**WHAT YOU SHOULD DO**. Restate, word for word, every line of the data.

-- START OF DATA SUPPLIED --

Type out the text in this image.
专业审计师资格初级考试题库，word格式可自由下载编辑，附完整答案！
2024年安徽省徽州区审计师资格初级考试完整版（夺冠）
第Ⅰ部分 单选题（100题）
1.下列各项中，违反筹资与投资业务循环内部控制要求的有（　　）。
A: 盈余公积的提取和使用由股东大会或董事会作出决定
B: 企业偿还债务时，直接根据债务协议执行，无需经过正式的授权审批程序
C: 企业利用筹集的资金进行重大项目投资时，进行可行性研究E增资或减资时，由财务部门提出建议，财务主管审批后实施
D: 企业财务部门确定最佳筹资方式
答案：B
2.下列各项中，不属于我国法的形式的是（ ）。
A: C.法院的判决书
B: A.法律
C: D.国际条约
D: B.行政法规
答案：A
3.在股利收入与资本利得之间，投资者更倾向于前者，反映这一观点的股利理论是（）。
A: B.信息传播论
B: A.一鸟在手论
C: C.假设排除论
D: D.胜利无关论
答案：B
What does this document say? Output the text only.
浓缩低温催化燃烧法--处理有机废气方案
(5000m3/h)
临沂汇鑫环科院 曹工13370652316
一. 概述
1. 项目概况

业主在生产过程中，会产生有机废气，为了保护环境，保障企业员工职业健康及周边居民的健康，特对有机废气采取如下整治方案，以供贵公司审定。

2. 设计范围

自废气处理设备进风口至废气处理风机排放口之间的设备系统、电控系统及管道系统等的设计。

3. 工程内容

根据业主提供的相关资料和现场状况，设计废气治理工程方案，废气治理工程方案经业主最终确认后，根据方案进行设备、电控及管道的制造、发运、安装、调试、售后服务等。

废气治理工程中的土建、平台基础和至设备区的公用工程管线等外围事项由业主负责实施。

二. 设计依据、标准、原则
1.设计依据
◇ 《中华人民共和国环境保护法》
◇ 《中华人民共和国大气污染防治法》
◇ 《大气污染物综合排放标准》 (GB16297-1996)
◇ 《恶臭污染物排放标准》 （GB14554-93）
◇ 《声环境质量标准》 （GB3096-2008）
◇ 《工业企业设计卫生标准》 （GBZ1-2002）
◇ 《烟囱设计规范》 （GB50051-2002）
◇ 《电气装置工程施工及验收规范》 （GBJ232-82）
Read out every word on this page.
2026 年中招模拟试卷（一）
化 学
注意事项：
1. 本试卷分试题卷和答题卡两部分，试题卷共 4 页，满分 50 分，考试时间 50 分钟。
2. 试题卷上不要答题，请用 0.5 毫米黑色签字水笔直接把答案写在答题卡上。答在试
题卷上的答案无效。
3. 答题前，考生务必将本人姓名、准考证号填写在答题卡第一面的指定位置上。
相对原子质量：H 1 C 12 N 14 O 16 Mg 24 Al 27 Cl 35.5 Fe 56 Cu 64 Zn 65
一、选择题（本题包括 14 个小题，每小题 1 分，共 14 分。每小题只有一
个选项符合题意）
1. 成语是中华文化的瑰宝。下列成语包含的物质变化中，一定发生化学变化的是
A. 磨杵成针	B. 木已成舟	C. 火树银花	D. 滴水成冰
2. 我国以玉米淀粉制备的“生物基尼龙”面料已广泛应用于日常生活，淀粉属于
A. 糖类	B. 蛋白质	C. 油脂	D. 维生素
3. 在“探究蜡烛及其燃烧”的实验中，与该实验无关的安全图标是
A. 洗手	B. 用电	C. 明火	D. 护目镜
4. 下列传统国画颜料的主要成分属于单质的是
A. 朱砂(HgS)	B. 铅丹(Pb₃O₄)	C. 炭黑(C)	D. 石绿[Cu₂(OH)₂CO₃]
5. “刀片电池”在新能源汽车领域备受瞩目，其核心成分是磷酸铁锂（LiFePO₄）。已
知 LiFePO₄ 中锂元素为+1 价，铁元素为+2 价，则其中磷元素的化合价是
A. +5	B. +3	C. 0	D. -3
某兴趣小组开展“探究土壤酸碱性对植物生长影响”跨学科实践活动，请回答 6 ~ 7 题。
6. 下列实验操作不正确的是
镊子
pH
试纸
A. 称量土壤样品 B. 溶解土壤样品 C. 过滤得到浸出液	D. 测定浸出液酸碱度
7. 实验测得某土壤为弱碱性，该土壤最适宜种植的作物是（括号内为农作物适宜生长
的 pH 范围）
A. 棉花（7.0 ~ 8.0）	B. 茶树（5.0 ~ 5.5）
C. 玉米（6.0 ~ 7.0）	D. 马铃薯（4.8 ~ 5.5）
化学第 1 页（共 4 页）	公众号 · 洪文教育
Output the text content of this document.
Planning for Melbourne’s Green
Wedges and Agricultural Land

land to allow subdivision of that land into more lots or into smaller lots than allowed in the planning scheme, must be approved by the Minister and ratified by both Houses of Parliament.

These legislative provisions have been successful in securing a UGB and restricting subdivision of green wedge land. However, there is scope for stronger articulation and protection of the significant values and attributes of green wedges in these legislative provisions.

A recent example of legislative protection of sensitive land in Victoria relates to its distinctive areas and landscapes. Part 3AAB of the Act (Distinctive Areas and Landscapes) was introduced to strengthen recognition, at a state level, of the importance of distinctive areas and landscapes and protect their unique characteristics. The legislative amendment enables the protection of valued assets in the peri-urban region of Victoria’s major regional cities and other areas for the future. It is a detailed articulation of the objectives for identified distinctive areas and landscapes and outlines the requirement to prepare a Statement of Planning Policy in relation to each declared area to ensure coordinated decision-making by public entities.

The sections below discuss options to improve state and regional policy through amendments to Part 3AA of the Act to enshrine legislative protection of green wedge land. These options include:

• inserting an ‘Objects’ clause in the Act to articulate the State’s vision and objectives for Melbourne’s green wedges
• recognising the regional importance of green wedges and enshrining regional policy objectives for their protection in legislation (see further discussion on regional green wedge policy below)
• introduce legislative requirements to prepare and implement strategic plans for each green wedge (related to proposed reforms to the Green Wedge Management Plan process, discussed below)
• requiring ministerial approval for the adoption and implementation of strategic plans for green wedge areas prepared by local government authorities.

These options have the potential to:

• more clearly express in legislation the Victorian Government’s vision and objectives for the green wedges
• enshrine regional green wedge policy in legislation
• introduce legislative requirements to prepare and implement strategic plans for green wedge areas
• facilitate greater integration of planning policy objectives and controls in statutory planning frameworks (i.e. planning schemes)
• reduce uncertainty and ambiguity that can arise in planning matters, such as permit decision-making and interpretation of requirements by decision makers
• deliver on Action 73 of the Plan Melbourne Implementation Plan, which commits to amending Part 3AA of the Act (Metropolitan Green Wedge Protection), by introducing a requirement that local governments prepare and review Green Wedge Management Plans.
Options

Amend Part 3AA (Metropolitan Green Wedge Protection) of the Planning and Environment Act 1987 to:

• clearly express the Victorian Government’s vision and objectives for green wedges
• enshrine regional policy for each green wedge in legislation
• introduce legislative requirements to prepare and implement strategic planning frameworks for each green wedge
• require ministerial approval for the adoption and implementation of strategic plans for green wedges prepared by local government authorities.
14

-- END OF DATA SUPPLIED --

**ANSWER**.
Type out the text in this image.
专业审计师资格初级考试题库，word格式可自由下载编辑，附完整答案！
2024年安徽省徽州区审计师资格初级考试完整版（夺冠）
第Ⅰ部分 单选题（100题）
1.下列各项中，违反筹资与投资业务循环内部控制要求的有（　　）。
A: 盈余公积的提取和使用由股东大会或董事会作出决定
B: 企业偿还债务时，直接根据债务协议执行，无需经过正式的授权审批程序
C: 企业利用筹集的资金进行重大项目投资时，进行可行性研究E增资或减资时，由财务部门提出建议，财务主管审批后实施
D: 企业财务部门确定最佳筹资方式
答案：B
2.下列各项中，不属于我国法的形式的是（ ）。
A: C.法院的判决书
B: A.法律
C: D.国际条约
D: B.行政法规
答案：A
3.在股利收入与资本利得之间，投资者更倾向于前者，反映这一观点的股利理论是（）。
A: B.信息传播论
B: A.一鸟在手论
C: C.假设排除论
D: D.胜利无关论
答案：B
What does this document say? Output the text only.
浓缩低温催化燃烧法--处理有机废气方案
(5000m3/h)
临沂汇鑫环科院 曹工13370652316
一. 概述
1. 项目概况

业主在生产过程中，会产生有机废气，为了保护环境，保障企业员工职业健康及周边居民的健康，特对有机废气采取如下整治方案，以供贵公司审定。

2. 设计范围

自废气处理设备进风口至废气处理风机排放口之间的设备系统、电控系统及管道系统等的设计。

3. 工程内容

根据业主提供的相关资料和现场状况，设计废气治理工程方案，废气治理工程方案经业主最终确认后，根据方案进行设备、电控及管道的制造、发运、安装、调试、售后服务等。

废气治理工程中的土建、平台基础和至设备区的公用工程管线等外围事项由业主负责实施。

二. 设计依据、标准、原则
1.设计依据
◇ 《中华人民共和国环境保护法》
◇ 《中华人民共和国大气污染防治法》
◇ 《大气污染物综合排放标准》 (GB16297-1996)
◇ 《恶臭污染物排放标准》 （GB14554-93）
◇ 《声环境质量标准》 （GB3096-2008）
◇ 《工业企业设计卫生标准》 （GBZ1-2002）
◇ 《烟囱设计规范》 （GB50051-2002）
◇ 《电气装置工程施工及验收规范》 （GBJ232-82）
Read out every word on this page.
2026 年中招模拟试卷（一）
化 学
注意事项：
1. 本试卷分试题卷和答题卡两部分，试题卷共 4 页，满分 50 分，考试时间 50 分钟。
2. 试题卷上不要答题，请用 0.5 毫米黑色签字水笔直接把答案写在答题卡上。答在试
题卷上的答案无效。
3. 答题前，考生务必将本人姓名、准考证号填写在答题卡第一面的指定位置上。
相对原子质量：H 1 C 12 N 14 O 16 Mg 24 Al 27 Cl 35.5 Fe 56 Cu 64 Zn 65
一、选择题（本题包括 14 个小题，每小题 1 分，共 14 分。每小题只有一
个选项符合题意）
1. 成语是中华文化的瑰宝。下列成语包含的物质变化中，一定发生化学变化的是
A. 磨杵成针	B. 木已成舟	C. 火树银花	D. 滴水成冰
2. 我国以玉米淀粉制备的“生物基尼龙”面料已广泛应用于日常生活，淀粉属于
A. 糖类	B. 蛋白质	C. 油脂	D. 维生素
3. 在“探究蜡烛及其燃烧”的实验中，与该实验无关的安全图标是
A. 洗手	B. 用电	C. 明火	D. 护目镜
4. 下列传统国画颜料的主要成分属于单质的是
A. 朱砂(HgS)	B. 铅丹(Pb₃O₄)	C. 炭黑(C)	D. 石绿[Cu₂(OH)₂CO₃]
5. “刀片电池”在新能源汽车领域备受瞩目，其核心成分是磷酸铁锂（LiFePO₄）。已
知 LiFePO₄ 中锂元素为+1 价，铁元素为+2 价，则其中磷元素的化合价是
A. +5	B. +3	C. 0	D. -3
某兴趣小组开展“探究土壤酸碱性对植物生长影响”跨学科实践活动，请回答 6 ~ 7 题。
6. 下列实验操作不正确的是
镊子
pH
试纸
A. 称量土壤样品 B. 溶解土壤样品 C. 过滤得到浸出液	D. 测定浸出液酸碱度
7. 实验测得某土壤为弱碱性，该土壤最适宜种植的作物是（括号内为农作物适宜生长
的 pH 范围）
A. 棉花（7.0 ~ 8.0）	B. 茶树（5.0 ~ 5.5）
C. 玉米（6.0 ~ 7.0）	D. 马铃薯（4.8 ~ 5.5）
化学第 1 页（共 4 页）	公众号 · 洪文教育
Output the text content of this document.
Planning for Melbourne’s Green
Wedges and Agricultural Land

land to allow subdivision of that land into more lots or into smaller lots than allowed in the planning scheme, must be approved by the Minister and ratified by both Houses of Parliament.

These legislative provisions have been successful in securing a UGB and restricting subdivision of green wedge land. However, there is scope for stronger articulation and protection of the significant values and attributes of green wedges in these legislative provisions.

A recent example of legislative protection of sensitive land in Victoria relates to its distinctive areas and landscapes. Part 3AAB of the Act (Distinctive Areas and Landscapes) was introduced to strengthen recognition, at a state level, of the importance of distinctive areas and landscapes and protect their unique characteristics. The legislative amendment enables the protection of valued assets in the peri-urban region of Victoria’s major regional cities and other areas for the future. It is a detailed articulation of the objectives for identified distinctive areas and landscapes and outlines the requirement to prepare a Statement of Planning Policy in relation to each declared area to ensure coordinated decision-making by public entities.

The sections below discuss options to improve state and regional policy through amendments to Part 3AA of the Act to enshrine legislative protection of green wedge land. These options include:

• inserting an ‘Objects’ clause in the Act to articulate the State’s vision and objectives for Melbourne’s green wedges
• recognising the regional importance of green wedges and enshrining regional policy objectives for their protection in legislation (see further discussion on regional green wedge policy below)
• introduce legislative requirements to prepare and implement strategic plans for each green wedge (related to proposed reforms to the Green Wedge Management Plan process, discussed below)
• requiring ministerial approval for the adoption and implementation of strategic plans for green wedge areas prepared by local government authorities.

These options have the potential to:

• more clearly express in legislation the Victorian Government’s vision and objectives for the green wedges
• enshrine regional green wedge policy in legislation
• introduce legislative requirements to prepare and implement strategic plans for green wedge areas
• facilitate greater integration of planning policy objectives and controls in statutory planning frameworks (i.e. planning schemes)
• reduce uncertainty and ambiguity that can arise in planning matters, such as permit decision-making and interpretation of requirements by decision makers
• deliver on Action 73 of the Plan Melbourne Implementation Plan, which commits to amending Part 3AA of the Act (Metropolitan Green Wedge Protection), by introducing a requirement that local governments prepare and review Green Wedge Management Plans.
Options

Amend Part 3AA (Metropolitan Green Wedge Protection) of the Planning and Environment Act 1987 to:

• clearly express the Victorian Government’s vision and objectives for green wedges
• enshrine regional policy for each green wedge in legislation
• introduce legislative requirements to prepare and implement strategic planning frameworks for each green wedge
• require ministerial approval for the adoption and implementation of strategic plans for green wedges prepared by local government authorities.
14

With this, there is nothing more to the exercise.